§ Work required
If a line below contains "galima", count it; then state how many such lines there are, and nothing else.

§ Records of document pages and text
╔══

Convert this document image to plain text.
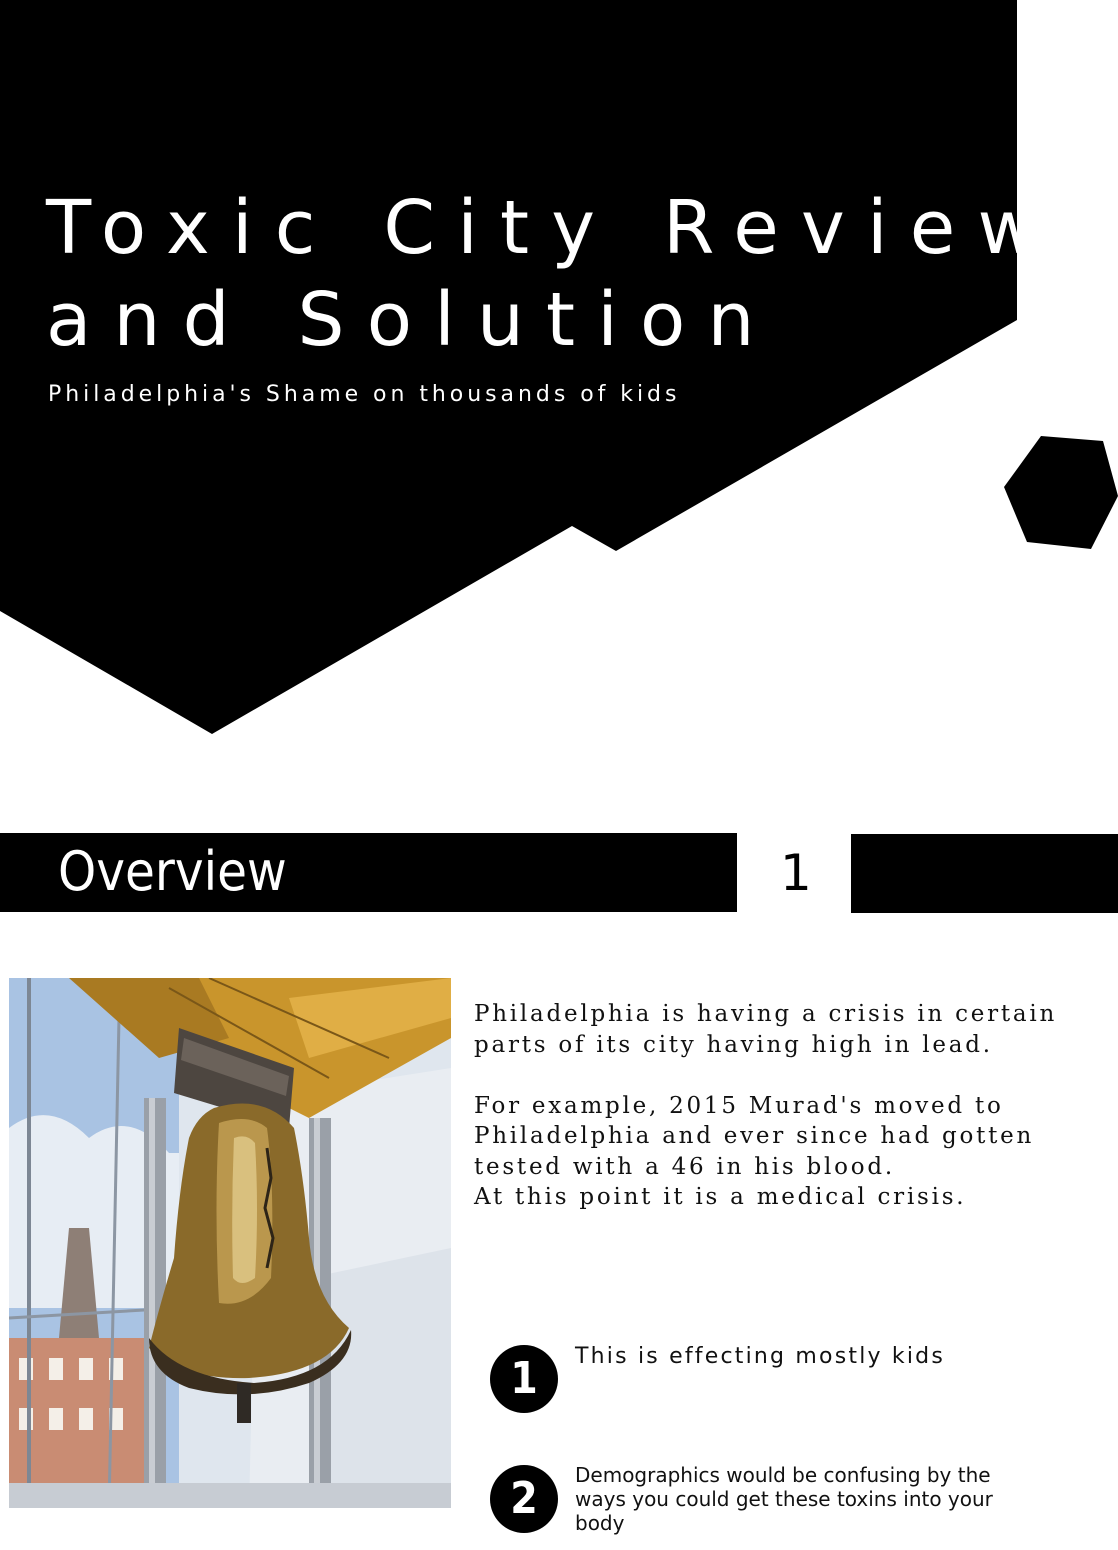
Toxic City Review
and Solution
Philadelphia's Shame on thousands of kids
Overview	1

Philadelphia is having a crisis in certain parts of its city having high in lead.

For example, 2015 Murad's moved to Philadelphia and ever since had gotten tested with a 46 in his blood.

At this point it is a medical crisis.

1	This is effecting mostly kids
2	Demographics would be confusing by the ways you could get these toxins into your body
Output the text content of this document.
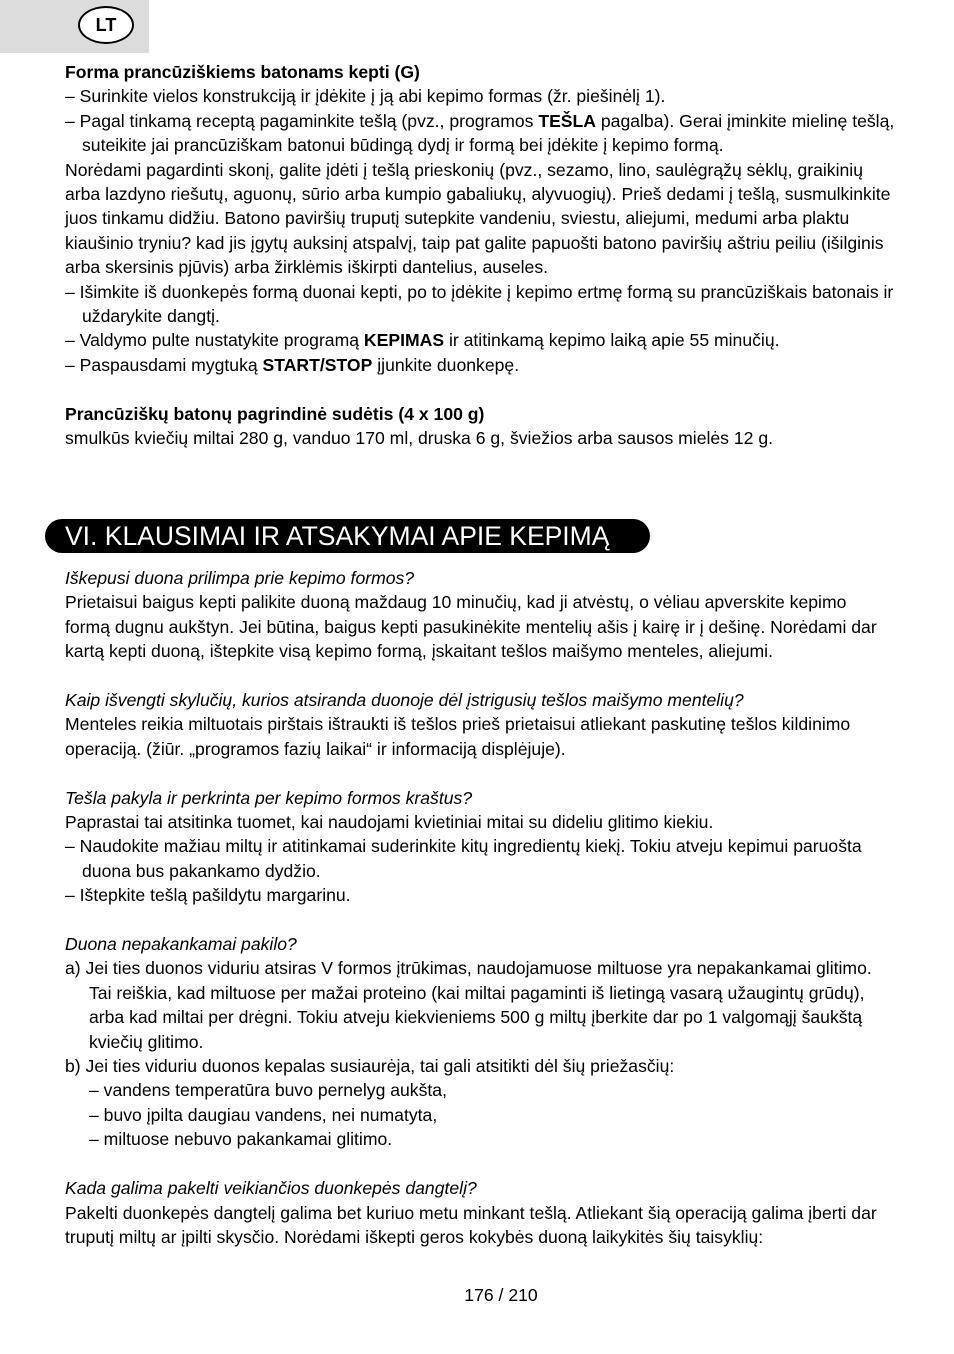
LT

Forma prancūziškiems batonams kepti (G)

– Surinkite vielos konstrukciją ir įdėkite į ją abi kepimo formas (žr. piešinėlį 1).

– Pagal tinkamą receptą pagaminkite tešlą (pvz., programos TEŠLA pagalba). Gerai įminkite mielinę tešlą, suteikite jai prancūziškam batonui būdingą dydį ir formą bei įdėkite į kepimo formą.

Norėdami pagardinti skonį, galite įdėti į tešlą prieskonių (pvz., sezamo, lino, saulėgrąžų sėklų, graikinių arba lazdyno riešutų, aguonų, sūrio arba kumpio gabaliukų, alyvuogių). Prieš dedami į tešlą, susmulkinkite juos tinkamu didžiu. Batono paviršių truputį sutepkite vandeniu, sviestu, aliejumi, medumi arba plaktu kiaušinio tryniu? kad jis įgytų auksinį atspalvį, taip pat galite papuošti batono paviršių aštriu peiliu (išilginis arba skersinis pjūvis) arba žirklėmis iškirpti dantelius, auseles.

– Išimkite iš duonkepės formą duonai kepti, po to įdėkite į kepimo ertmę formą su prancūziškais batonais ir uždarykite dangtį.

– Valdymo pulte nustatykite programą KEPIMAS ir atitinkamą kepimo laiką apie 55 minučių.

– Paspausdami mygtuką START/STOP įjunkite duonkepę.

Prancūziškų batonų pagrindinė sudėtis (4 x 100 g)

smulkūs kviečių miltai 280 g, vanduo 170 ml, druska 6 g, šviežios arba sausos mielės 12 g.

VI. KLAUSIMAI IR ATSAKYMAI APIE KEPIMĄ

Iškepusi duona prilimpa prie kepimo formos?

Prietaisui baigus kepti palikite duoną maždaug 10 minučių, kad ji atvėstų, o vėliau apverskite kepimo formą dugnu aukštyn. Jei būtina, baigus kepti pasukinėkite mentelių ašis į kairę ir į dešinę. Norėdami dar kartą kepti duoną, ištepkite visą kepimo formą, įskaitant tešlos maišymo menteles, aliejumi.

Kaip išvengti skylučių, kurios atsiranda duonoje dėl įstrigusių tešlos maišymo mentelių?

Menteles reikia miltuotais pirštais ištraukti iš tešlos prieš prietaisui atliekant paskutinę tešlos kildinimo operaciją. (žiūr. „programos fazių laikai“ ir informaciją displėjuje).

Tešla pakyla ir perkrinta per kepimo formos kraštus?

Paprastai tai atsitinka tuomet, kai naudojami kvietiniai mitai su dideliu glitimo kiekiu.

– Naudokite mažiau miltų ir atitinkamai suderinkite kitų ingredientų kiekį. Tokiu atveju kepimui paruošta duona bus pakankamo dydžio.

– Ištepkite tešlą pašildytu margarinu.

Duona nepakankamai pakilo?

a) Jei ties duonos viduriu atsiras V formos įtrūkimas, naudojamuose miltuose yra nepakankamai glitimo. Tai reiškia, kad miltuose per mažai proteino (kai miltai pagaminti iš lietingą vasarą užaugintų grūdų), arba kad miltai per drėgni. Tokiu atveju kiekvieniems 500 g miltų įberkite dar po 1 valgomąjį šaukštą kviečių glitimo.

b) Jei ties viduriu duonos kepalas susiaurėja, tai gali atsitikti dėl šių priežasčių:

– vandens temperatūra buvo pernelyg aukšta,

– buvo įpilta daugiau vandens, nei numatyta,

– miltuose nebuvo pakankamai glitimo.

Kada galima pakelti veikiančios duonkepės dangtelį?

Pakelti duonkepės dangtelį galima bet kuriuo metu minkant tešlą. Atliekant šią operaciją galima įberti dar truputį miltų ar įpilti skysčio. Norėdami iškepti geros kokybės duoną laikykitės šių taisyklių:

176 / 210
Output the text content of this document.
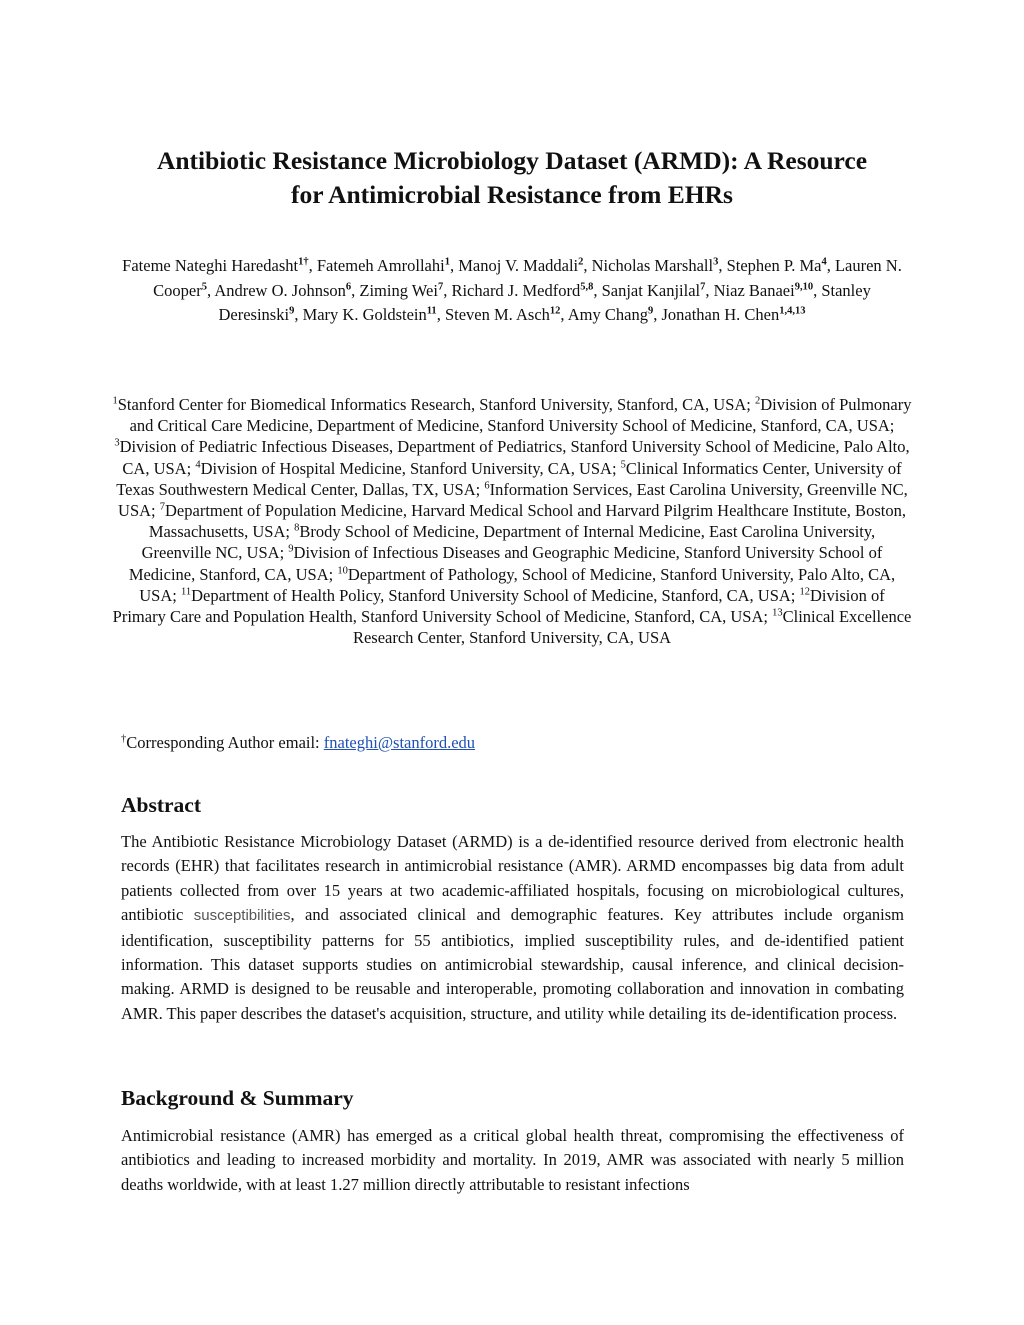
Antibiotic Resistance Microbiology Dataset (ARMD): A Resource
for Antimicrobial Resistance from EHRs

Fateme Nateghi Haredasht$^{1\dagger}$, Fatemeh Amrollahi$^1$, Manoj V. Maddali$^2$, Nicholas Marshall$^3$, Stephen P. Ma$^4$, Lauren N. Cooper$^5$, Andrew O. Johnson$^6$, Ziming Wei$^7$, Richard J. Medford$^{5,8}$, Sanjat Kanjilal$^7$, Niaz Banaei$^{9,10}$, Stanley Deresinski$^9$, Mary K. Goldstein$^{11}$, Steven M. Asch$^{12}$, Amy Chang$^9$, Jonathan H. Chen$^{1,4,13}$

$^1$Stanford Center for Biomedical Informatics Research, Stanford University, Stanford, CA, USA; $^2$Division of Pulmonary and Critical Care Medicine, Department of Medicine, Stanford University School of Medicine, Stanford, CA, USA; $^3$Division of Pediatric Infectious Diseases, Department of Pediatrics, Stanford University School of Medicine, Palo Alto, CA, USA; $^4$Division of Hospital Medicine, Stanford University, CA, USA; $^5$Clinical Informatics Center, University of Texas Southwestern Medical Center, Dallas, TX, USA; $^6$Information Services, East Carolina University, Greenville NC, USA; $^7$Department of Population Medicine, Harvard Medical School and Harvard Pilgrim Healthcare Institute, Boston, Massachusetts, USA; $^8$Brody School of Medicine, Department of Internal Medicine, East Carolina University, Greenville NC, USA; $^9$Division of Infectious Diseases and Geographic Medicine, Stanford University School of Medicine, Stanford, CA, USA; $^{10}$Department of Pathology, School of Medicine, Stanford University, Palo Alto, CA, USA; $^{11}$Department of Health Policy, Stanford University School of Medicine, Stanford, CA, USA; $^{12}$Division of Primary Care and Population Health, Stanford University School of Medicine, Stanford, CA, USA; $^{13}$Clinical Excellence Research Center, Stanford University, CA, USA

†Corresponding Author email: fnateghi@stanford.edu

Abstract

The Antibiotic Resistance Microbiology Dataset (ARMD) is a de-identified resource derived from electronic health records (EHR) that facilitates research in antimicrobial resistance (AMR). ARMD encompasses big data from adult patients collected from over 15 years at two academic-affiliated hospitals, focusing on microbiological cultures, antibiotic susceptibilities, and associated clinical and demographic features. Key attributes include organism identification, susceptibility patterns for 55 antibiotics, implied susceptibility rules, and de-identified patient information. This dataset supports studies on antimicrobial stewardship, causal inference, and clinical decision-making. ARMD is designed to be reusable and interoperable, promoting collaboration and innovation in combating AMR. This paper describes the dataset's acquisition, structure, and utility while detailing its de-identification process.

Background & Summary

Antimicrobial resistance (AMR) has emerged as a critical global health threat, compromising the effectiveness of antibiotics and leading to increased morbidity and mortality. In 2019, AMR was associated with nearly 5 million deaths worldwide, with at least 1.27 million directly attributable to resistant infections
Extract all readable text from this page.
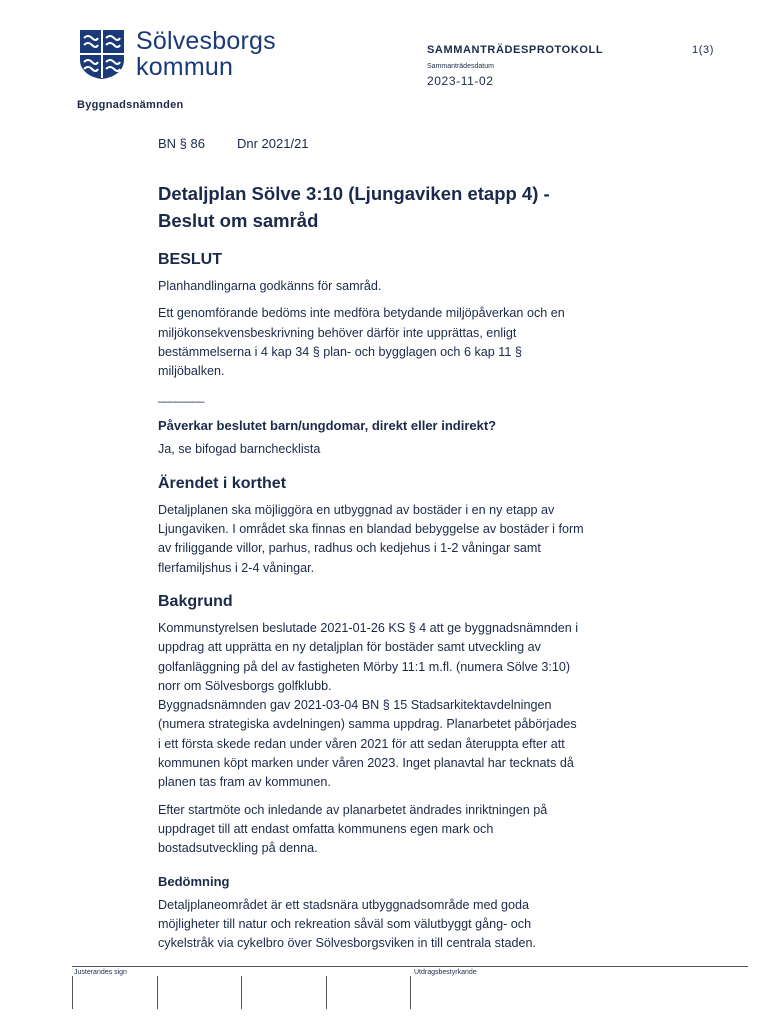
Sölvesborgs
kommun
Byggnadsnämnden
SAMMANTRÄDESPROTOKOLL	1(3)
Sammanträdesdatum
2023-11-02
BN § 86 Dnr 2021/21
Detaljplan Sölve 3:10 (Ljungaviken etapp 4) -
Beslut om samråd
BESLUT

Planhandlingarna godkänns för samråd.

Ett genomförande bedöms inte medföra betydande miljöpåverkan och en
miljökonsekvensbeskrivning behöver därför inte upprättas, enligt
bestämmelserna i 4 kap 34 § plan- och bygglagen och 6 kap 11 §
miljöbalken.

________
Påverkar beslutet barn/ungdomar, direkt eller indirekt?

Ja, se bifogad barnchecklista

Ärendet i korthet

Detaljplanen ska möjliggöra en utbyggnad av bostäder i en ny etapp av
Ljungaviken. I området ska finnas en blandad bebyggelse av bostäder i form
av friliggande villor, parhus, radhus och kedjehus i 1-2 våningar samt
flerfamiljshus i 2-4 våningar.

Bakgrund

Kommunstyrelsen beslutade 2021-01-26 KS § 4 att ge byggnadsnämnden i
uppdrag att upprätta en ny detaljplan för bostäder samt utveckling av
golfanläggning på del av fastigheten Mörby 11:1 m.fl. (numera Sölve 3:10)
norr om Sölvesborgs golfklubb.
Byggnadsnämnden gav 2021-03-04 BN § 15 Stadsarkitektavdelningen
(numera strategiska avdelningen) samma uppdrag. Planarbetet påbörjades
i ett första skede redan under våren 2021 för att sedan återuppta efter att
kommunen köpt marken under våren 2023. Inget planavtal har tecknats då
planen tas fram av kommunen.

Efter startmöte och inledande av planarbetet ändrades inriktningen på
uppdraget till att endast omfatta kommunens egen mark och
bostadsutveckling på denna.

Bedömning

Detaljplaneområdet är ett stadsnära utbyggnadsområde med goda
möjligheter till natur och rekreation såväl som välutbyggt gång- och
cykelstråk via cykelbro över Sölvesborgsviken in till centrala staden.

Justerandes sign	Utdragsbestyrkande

╚══

§ Solution to this task
2